* [EXERCISE DATA]
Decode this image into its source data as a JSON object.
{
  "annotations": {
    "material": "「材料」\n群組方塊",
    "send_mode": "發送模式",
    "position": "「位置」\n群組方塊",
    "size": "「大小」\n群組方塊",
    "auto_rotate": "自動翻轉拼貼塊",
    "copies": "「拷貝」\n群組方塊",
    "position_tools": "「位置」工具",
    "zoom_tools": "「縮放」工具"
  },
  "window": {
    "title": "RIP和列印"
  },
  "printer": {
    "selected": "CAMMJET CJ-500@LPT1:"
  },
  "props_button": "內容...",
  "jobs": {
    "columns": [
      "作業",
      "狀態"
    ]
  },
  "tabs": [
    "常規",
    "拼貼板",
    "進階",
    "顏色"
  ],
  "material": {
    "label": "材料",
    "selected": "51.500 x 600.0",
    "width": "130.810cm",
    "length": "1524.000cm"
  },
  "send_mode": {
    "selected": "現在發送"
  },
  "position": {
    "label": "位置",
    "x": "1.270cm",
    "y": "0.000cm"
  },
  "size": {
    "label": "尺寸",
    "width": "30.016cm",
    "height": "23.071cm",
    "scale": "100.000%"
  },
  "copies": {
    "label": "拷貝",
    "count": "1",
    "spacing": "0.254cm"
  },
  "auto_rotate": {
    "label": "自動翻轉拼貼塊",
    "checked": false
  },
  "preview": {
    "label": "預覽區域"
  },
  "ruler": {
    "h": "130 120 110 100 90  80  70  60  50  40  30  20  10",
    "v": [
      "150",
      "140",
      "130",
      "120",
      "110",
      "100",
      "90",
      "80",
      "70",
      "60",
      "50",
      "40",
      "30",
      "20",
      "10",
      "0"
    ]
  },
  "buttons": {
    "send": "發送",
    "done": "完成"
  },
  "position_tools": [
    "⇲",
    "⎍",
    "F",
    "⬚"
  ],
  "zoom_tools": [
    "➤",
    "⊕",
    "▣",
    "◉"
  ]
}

* [BRIEF]
Repeat the data precisely, line by line.

* [SOLUTION TO THE EXERCISE]
Decode this image into its source data as a JSON object.
{
  "annotations": {
    "material": "「材料」\n群組方塊",
    "send_mode": "發送模式",
    "position": "「位置」\n群組方塊",
    "size": "「大小」\n群組方塊",
    "auto_rotate": "自動翻轉拼貼塊",
    "copies": "「拷貝」\n群組方塊",
    "position_tools": "「位置」工具",
    "zoom_tools": "「縮放」工具"
  },
  "window": {
    "title": "RIP和列印"
  },
  "printer": {
    "selected": "CAMMJET CJ-500@LPT1:"
  },
  "props_button": "內容...",
  "jobs": {
    "columns": [
      "作業",
      "狀態"
    ]
  },
  "tabs": [
    "常規",
    "拼貼板",
    "進階",
    "顏色"
  ],
  "material": {
    "label": "材料",
    "selected": "51.500 x 600.0",
    "width": "130.810cm",
    "length": "1524.000cm"
  },
  "send_mode": {
    "selected": "現在發送"
  },
  "position": {
    "label": "位置",
    "x": "1.270cm",
    "y": "0.000cm"
  },
  "size": {
    "label": "尺寸",
    "width": "30.016cm",
    "height": "23.071cm",
    "scale": "100.000%"
  },
  "copies": {
    "label": "拷貝",
    "count": "1",
    "spacing": "0.254cm"
  },
  "auto_rotate": {
    "label": "自動翻轉拼貼塊",
    "checked": false
  },
  "preview": {
    "label": "預覽區域"
  },
  "ruler": {
    "h": "130 120 110 100 90  80  70  60  50  40  30  20  10",
    "v": [
      "150",
      "140",
      "130",
      "120",
      "110",
      "100",
      "90",
      "80",
      "70",
      "60",
      "50",
      "40",
      "30",
      "20",
      "10",
      "0"
    ]
  },
  "buttons": {
    "send": "發送",
    "done": "完成"
  },
  "position_tools": [
    "⇲",
    "⎍",
    "F",
    "⬚"
  ],
  "zoom_tools": [
    "➤",
    "⊕",
    "▣",
    "◉"
  ]
}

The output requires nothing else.